▶ Problem:
Pick out every line of the entries below where "碳酸氢根" occurs, and copy those lines.

Dataset items:
######
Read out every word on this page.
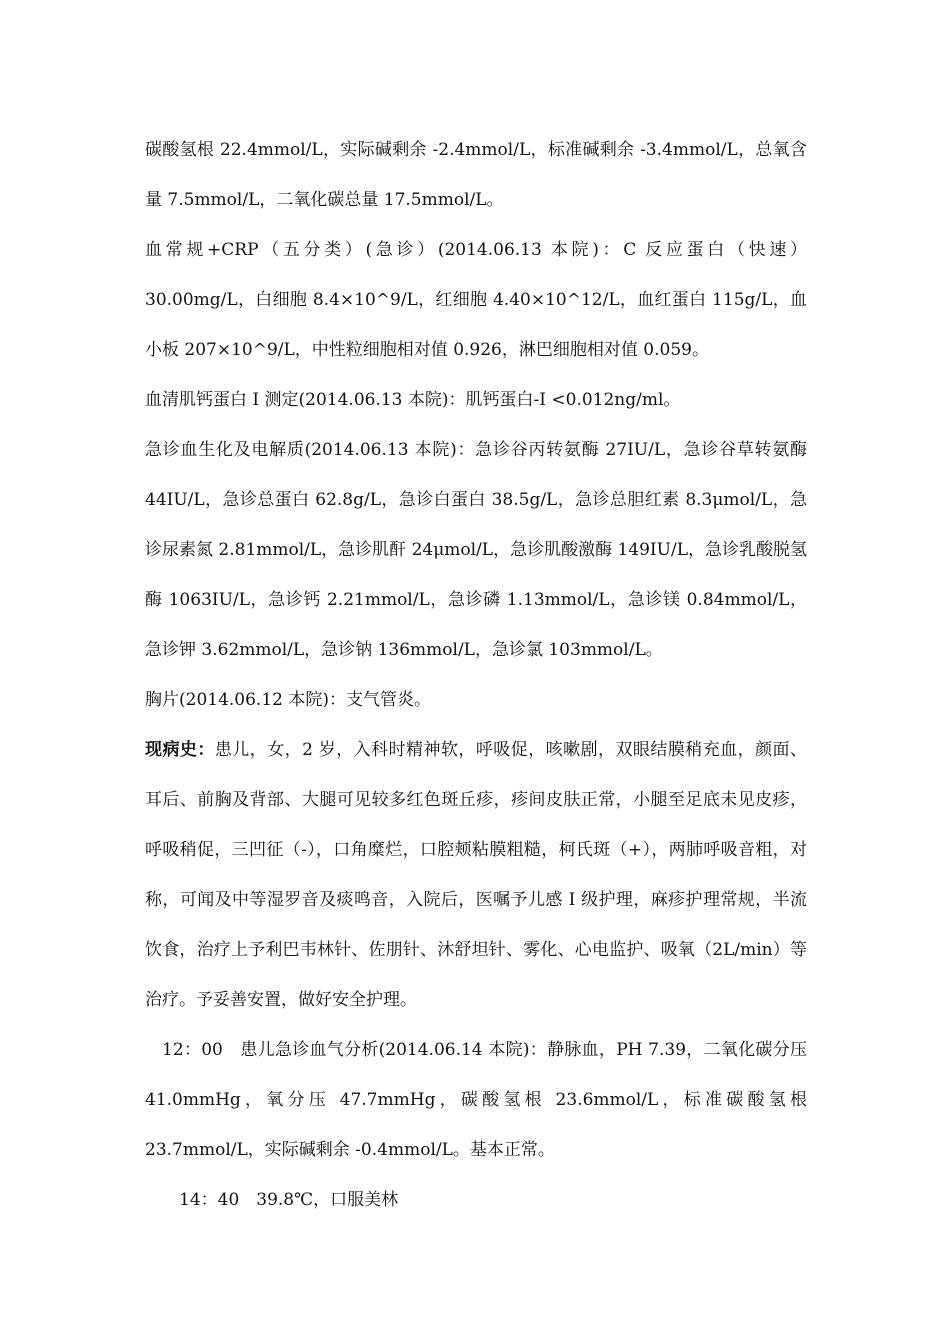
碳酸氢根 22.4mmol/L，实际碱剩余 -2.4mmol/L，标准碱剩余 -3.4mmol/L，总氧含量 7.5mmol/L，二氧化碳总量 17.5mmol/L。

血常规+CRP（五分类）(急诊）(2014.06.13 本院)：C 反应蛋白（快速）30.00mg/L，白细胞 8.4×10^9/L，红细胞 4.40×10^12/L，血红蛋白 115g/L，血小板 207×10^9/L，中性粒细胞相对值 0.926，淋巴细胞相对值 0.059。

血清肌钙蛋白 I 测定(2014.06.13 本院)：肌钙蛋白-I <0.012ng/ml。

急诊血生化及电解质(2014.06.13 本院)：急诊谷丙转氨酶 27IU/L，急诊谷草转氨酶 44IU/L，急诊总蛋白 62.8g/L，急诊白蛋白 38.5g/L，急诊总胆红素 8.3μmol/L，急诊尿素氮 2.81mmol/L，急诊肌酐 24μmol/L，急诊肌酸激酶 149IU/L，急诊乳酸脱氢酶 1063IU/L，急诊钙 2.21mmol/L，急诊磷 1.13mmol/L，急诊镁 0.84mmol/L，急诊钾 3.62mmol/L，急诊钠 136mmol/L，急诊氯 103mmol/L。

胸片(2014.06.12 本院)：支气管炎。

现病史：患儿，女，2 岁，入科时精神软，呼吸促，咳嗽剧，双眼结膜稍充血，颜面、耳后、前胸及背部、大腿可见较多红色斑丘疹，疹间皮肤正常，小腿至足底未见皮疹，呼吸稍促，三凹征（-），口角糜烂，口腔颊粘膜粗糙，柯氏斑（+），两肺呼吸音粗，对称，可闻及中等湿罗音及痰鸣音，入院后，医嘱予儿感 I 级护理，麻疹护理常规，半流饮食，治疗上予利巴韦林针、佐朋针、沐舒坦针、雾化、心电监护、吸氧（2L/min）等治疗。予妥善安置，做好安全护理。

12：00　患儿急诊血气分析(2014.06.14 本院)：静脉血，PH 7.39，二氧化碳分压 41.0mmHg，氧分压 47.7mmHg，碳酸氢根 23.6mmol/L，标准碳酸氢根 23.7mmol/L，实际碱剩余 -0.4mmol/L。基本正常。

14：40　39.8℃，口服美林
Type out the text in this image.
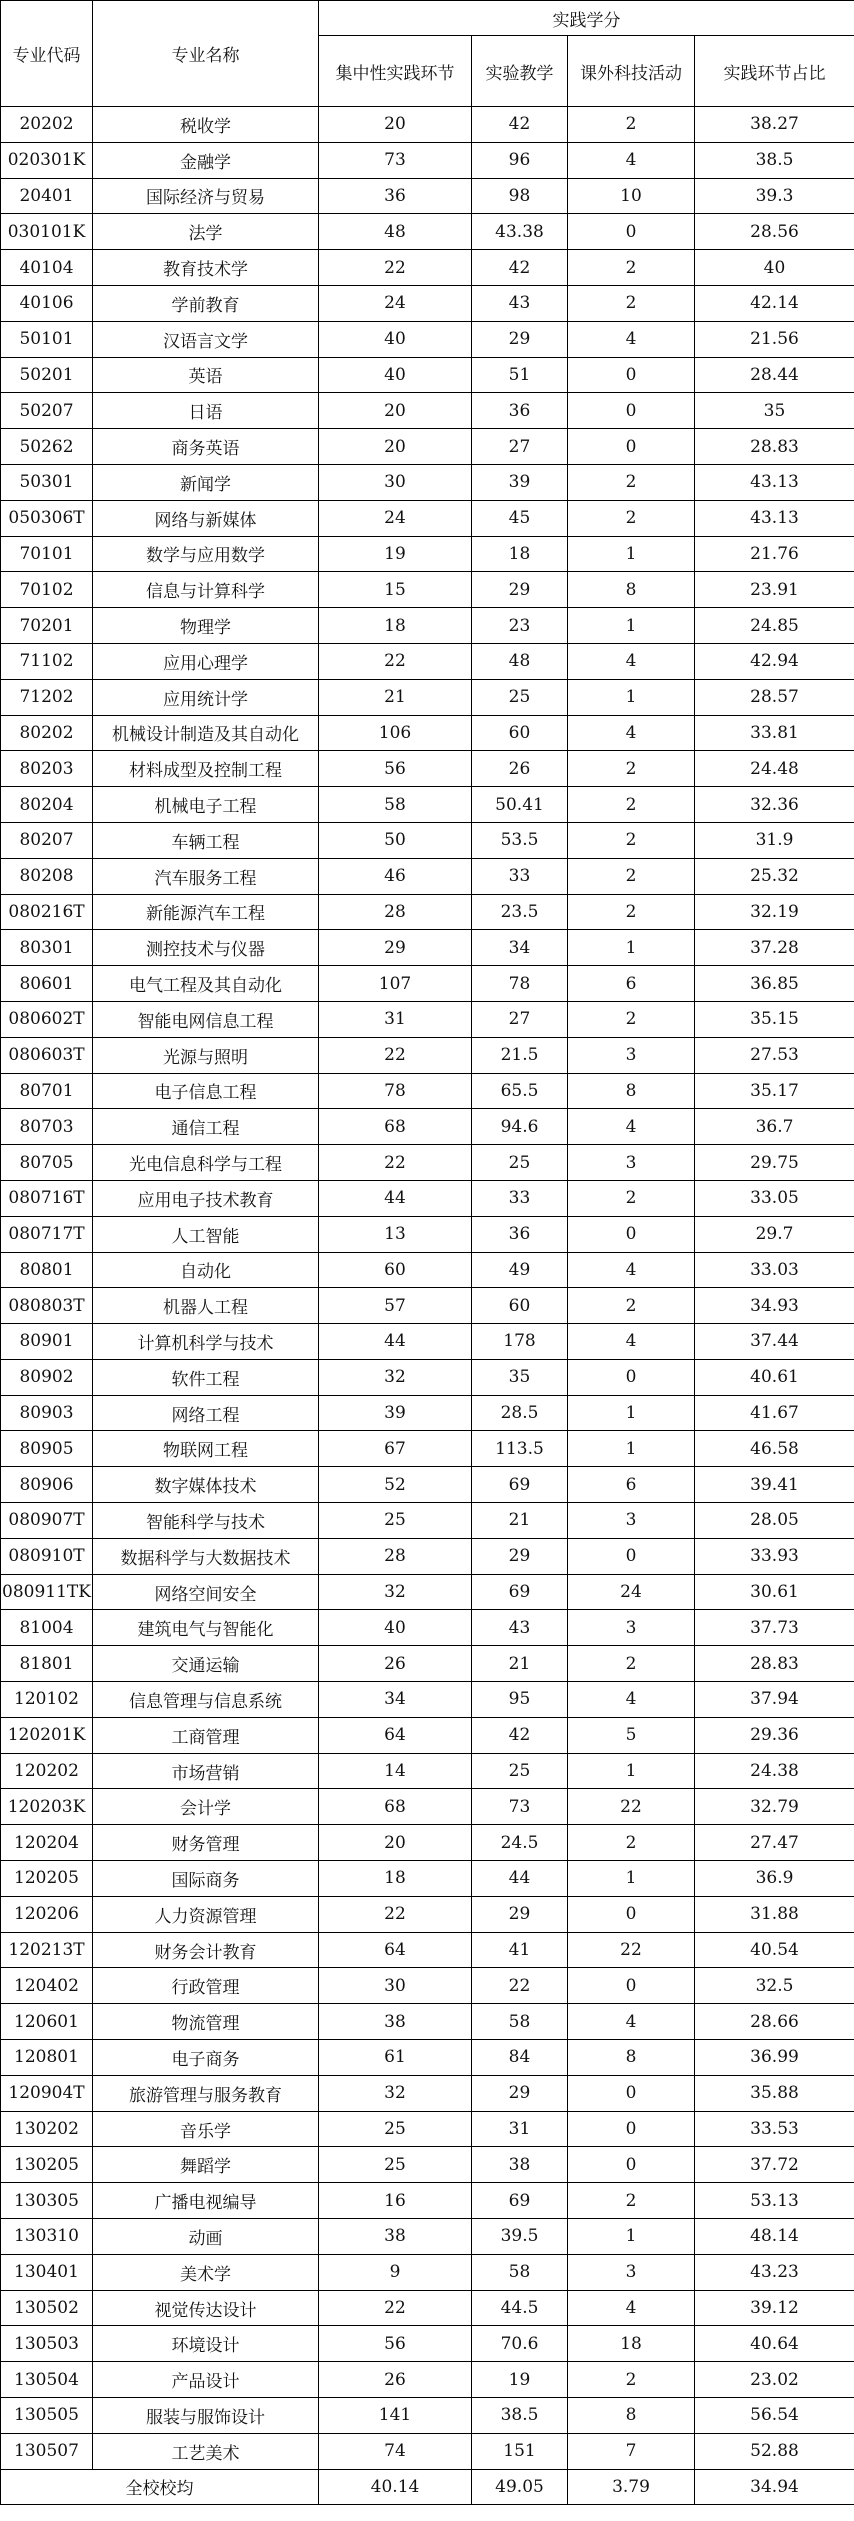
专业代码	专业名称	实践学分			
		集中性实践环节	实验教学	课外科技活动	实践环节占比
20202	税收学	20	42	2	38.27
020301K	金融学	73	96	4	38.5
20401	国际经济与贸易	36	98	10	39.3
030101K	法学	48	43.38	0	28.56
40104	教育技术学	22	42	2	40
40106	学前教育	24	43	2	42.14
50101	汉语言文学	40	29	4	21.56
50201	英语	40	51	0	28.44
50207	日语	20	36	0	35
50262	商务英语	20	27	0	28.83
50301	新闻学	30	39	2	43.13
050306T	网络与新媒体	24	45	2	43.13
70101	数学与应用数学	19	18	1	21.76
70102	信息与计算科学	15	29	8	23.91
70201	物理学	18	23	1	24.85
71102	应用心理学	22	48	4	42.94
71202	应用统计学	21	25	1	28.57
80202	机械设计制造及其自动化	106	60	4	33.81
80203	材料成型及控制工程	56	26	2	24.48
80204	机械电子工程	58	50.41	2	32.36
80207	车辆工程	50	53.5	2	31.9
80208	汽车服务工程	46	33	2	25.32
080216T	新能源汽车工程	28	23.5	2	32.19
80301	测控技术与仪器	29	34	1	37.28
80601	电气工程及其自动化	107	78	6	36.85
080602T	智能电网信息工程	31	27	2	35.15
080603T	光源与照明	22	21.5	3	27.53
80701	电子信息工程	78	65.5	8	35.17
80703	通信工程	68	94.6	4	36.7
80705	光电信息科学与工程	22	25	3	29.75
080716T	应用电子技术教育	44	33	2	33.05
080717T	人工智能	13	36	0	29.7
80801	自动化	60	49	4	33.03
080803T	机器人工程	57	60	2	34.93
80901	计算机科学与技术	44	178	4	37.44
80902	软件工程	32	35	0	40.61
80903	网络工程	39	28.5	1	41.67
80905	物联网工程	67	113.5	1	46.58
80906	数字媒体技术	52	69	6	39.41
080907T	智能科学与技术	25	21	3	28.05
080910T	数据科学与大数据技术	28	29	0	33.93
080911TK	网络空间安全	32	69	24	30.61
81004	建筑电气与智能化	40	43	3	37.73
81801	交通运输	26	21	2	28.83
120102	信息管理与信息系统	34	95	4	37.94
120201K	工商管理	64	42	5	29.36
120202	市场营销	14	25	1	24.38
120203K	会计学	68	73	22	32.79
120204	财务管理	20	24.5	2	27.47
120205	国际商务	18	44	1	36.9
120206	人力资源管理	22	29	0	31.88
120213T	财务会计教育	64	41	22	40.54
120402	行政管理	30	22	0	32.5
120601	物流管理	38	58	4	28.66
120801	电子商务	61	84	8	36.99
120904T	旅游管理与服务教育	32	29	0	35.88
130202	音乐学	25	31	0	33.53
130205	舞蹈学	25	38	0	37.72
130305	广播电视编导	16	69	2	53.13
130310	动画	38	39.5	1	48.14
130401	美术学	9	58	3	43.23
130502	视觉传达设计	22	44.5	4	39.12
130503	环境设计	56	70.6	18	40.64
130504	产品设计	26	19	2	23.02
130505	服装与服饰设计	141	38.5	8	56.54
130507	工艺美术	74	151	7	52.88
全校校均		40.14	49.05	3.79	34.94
######
▶ Solution to the problem:
碳酸氢根 22.4mmol/L，实际碱剩余 -2.4mmol/L，标准碱剩余 -3.4mmol/L，总氧含量 7.5mmol/L，二氧化碳总量 17.5mmol/L。
12：00　患儿急诊血气分析(2014.06.14 本院)：静脉血，PH 7.39，二氧化碳分压 41.0mmHg，氧分压 47.7mmHg，碳酸氢根 23.6mmol/L，标准碳酸氢根 23.7mmol/L，实际碱剩余 -0.4mmol/L。基本正常。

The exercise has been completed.